§ **Goal**: Set down, in full, every record in the block.

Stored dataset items
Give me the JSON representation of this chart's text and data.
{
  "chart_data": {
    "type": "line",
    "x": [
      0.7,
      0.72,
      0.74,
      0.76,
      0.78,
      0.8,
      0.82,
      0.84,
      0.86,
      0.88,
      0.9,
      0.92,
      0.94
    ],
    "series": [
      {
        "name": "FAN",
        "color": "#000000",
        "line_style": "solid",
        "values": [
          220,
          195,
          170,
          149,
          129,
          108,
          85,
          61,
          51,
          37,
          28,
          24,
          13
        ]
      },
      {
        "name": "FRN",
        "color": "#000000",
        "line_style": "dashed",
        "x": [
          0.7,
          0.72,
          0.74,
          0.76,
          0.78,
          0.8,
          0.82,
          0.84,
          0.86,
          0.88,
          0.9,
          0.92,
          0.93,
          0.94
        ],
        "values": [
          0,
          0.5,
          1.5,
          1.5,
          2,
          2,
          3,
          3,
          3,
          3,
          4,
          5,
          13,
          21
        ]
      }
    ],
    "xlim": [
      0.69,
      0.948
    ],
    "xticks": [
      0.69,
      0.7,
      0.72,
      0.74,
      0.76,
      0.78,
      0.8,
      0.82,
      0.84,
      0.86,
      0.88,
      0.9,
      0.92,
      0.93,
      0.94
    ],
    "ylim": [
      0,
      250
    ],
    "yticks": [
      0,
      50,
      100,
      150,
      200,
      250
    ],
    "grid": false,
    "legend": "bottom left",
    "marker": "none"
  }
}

§ **Correct result**:
Give me the JSON representation of this chart's text and data.
{
  "chart_data": {
    "type": "line",
    "x": [
      0.7,
      0.72,
      0.74,
      0.76,
      0.78,
      0.8,
      0.82,
      0.84,
      0.86,
      0.88,
      0.9,
      0.92,
      0.94
    ],
    "series": [
      {
        "name": "FAN",
        "color": "#000000",
        "line_style": "solid",
        "values": [
          220,
          195,
          170,
          149,
          129,
          108,
          85,
          61,
          51,
          37,
          28,
          24,
          13
        ]
      },
      {
        "name": "FRN",
        "color": "#000000",
        "line_style": "dashed",
        "x": [
          0.7,
          0.72,
          0.74,
          0.76,
          0.78,
          0.8,
          0.82,
          0.84,
          0.86,
          0.88,
          0.9,
          0.92,
          0.93,
          0.94
        ],
        "values": [
          0,
          0.5,
          1.5,
          1.5,
          2,
          2,
          3,
          3,
          3,
          3,
          4,
          5,
          13,
          21
        ]
      }
    ],
    "xlim": [
      0.69,
      0.948
    ],
    "xticks": [
      0.69,
      0.7,
      0.72,
      0.74,
      0.76,
      0.78,
      0.8,
      0.82,
      0.84,
      0.86,
      0.88,
      0.9,
      0.92,
      0.93,
      0.94
    ],
    "ylim": [
      0,
      250
    ],
    "yticks": [
      0,
      50,
      100,
      150,
      200,
      250
    ],
    "grid": false,
    "legend": "bottom left",
    "marker": "none"
  }
}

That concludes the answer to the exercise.